-- start --

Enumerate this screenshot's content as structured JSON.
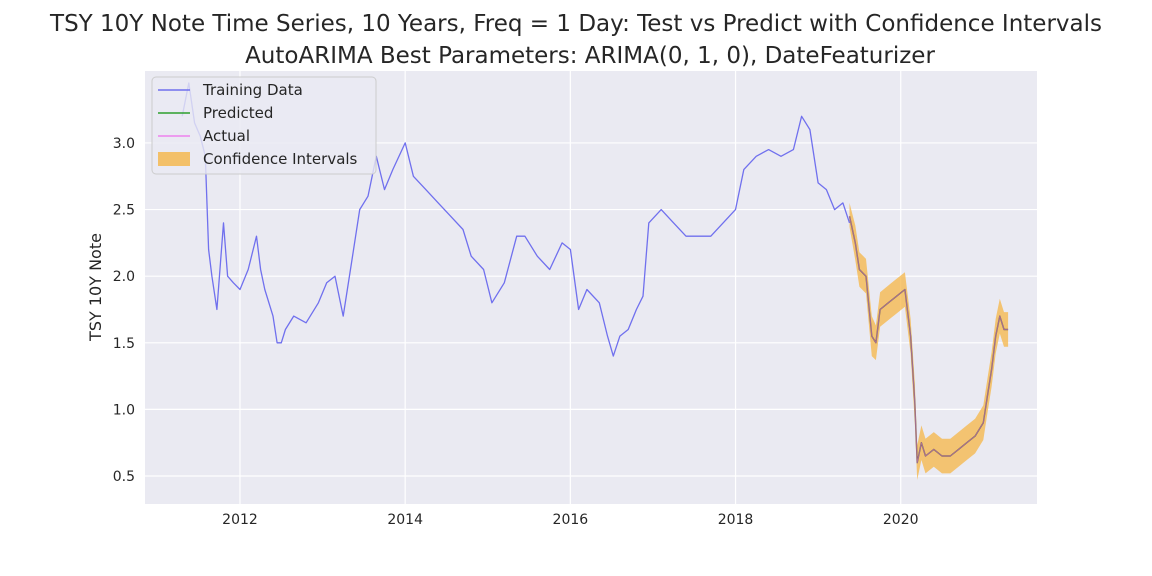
{
  "chart_data": {
    "type": "line",
    "title": "TSY 10Y Note Time Series, 10 Years, Freq = 1 Day: Test vs Predict with Confidence Intervals",
    "subtitle": "AutoARIMA Best Parameters: ARIMA(0, 1, 0), DateFeaturizer",
    "xlabel": "",
    "ylabel": "TSY 10Y Note",
    "xlim": [
      2010.85,
      2021.65
    ],
    "ylim": [
      0.29,
      3.54
    ],
    "x_ticks": [
      "2012",
      "2014",
      "2016",
      "2018",
      "2020"
    ],
    "y_ticks": [
      "0.5",
      "1.0",
      "1.5",
      "2.0",
      "2.5",
      "3.0"
    ],
    "grid": true,
    "legend_position": "top-left",
    "colors": {
      "background": "#eaeaf2",
      "grid": "#ffffff",
      "training": "#7070ee",
      "predicted": "#2ca02c",
      "actual": "#ee82ee",
      "confidence": "#f5b546",
      "test_overlap": "#7a6458"
    },
    "series": [
      {
        "name": "Training Data",
        "key": "training",
        "x": [
          2011.3,
          2011.38,
          2011.45,
          2011.52,
          2011.58,
          2011.62,
          2011.66,
          2011.72,
          2011.8,
          2011.85,
          2011.92,
          2012.0,
          2012.1,
          2012.2,
          2012.25,
          2012.3,
          2012.4,
          2012.45,
          2012.5,
          2012.55,
          2012.65,
          2012.8,
          2012.95,
          2013.05,
          2013.15,
          2013.25,
          2013.35,
          2013.45,
          2013.55,
          2013.65,
          2013.75,
          2013.85,
          2014.0,
          2014.1,
          2014.25,
          2014.4,
          2014.55,
          2014.7,
          2014.8,
          2014.95,
          2015.05,
          2015.2,
          2015.35,
          2015.45,
          2015.6,
          2015.75,
          2015.9,
          2016.0,
          2016.1,
          2016.2,
          2016.35,
          2016.45,
          2016.52,
          2016.6,
          2016.7,
          2016.8,
          2016.88,
          2016.95,
          2017.1,
          2017.25,
          2017.4,
          2017.55,
          2017.7,
          2017.85,
          2018.0,
          2018.1,
          2018.25,
          2018.4,
          2018.55,
          2018.7,
          2018.8,
          2018.9,
          2019.0,
          2019.1,
          2019.2,
          2019.3,
          2019.38
        ],
        "values": [
          3.2,
          3.45,
          3.15,
          3.05,
          2.9,
          2.2,
          2.0,
          1.75,
          2.4,
          2.0,
          1.95,
          1.9,
          2.05,
          2.3,
          2.05,
          1.9,
          1.7,
          1.5,
          1.5,
          1.6,
          1.7,
          1.65,
          1.8,
          1.95,
          2.0,
          1.7,
          2.1,
          2.5,
          2.6,
          2.9,
          2.65,
          2.8,
          3.0,
          2.75,
          2.65,
          2.55,
          2.45,
          2.35,
          2.15,
          2.05,
          1.8,
          1.95,
          2.3,
          2.3,
          2.15,
          2.05,
          2.25,
          2.2,
          1.75,
          1.9,
          1.8,
          1.55,
          1.4,
          1.55,
          1.6,
          1.75,
          1.85,
          2.4,
          2.5,
          2.4,
          2.3,
          2.3,
          2.3,
          2.4,
          2.5,
          2.8,
          2.9,
          2.95,
          2.9,
          2.95,
          3.2,
          3.1,
          2.7,
          2.65,
          2.5,
          2.55,
          2.4
        ]
      },
      {
        "name": "Predicted",
        "key": "predicted",
        "x": [
          2019.38,
          2019.45,
          2019.5,
          2019.58,
          2019.65,
          2019.7,
          2019.75,
          2019.85,
          2019.95,
          2020.05,
          2020.12,
          2020.17,
          2020.2,
          2020.25,
          2020.3,
          2020.4,
          2020.5,
          2020.6,
          2020.7,
          2020.8,
          2020.9,
          2021.0,
          2021.05,
          2021.1,
          2021.15,
          2021.2,
          2021.25,
          2021.3
        ],
        "values": [
          2.45,
          2.25,
          2.05,
          2.0,
          1.55,
          1.5,
          1.75,
          1.8,
          1.85,
          1.9,
          1.55,
          1.05,
          0.6,
          0.75,
          0.65,
          0.7,
          0.65,
          0.65,
          0.7,
          0.75,
          0.8,
          0.9,
          1.1,
          1.3,
          1.55,
          1.7,
          1.6,
          1.6
        ]
      },
      {
        "name": "Actual",
        "key": "actual",
        "x": [
          2019.38,
          2019.45,
          2019.5,
          2019.58,
          2019.65,
          2019.7,
          2019.75,
          2019.85,
          2019.95,
          2020.05,
          2020.12,
          2020.17,
          2020.2,
          2020.25,
          2020.3,
          2020.4,
          2020.5,
          2020.6,
          2020.7,
          2020.8,
          2020.9,
          2021.0,
          2021.05,
          2021.1,
          2021.15,
          2021.2,
          2021.25,
          2021.3
        ],
        "values": [
          2.45,
          2.25,
          2.05,
          2.0,
          1.55,
          1.5,
          1.75,
          1.8,
          1.85,
          1.9,
          1.55,
          1.05,
          0.6,
          0.75,
          0.65,
          0.7,
          0.65,
          0.65,
          0.7,
          0.75,
          0.8,
          0.9,
          1.1,
          1.3,
          1.55,
          1.7,
          1.6,
          1.6
        ]
      }
    ],
    "confidence_intervals": {
      "name": "Confidence Intervals",
      "x": [
        2019.38,
        2019.45,
        2019.5,
        2019.58,
        2019.65,
        2019.7,
        2019.75,
        2019.85,
        2019.95,
        2020.05,
        2020.12,
        2020.17,
        2020.2,
        2020.25,
        2020.3,
        2020.4,
        2020.5,
        2020.6,
        2020.7,
        2020.8,
        2020.9,
        2021.0,
        2021.05,
        2021.1,
        2021.15,
        2021.2,
        2021.25,
        2021.3
      ],
      "lower": [
        2.37,
        2.12,
        1.92,
        1.87,
        1.4,
        1.37,
        1.62,
        1.67,
        1.72,
        1.77,
        1.42,
        0.9,
        0.47,
        0.62,
        0.52,
        0.57,
        0.52,
        0.52,
        0.57,
        0.62,
        0.67,
        0.77,
        0.97,
        1.17,
        1.42,
        1.57,
        1.47,
        1.47
      ],
      "upper": [
        2.55,
        2.38,
        2.18,
        2.13,
        1.7,
        1.63,
        1.88,
        1.93,
        1.98,
        2.03,
        1.68,
        1.2,
        0.73,
        0.88,
        0.78,
        0.83,
        0.78,
        0.78,
        0.83,
        0.88,
        0.93,
        1.03,
        1.23,
        1.43,
        1.68,
        1.83,
        1.73,
        1.73
      ]
    }
  }
}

-- end --

Problem to solve
Gather, from the listing above, every line carrying the word "name".

Written response
        "name": "Training Data",
        "name": "Predicted",
        "name": "Actual",
      "name": "Confidence Intervals",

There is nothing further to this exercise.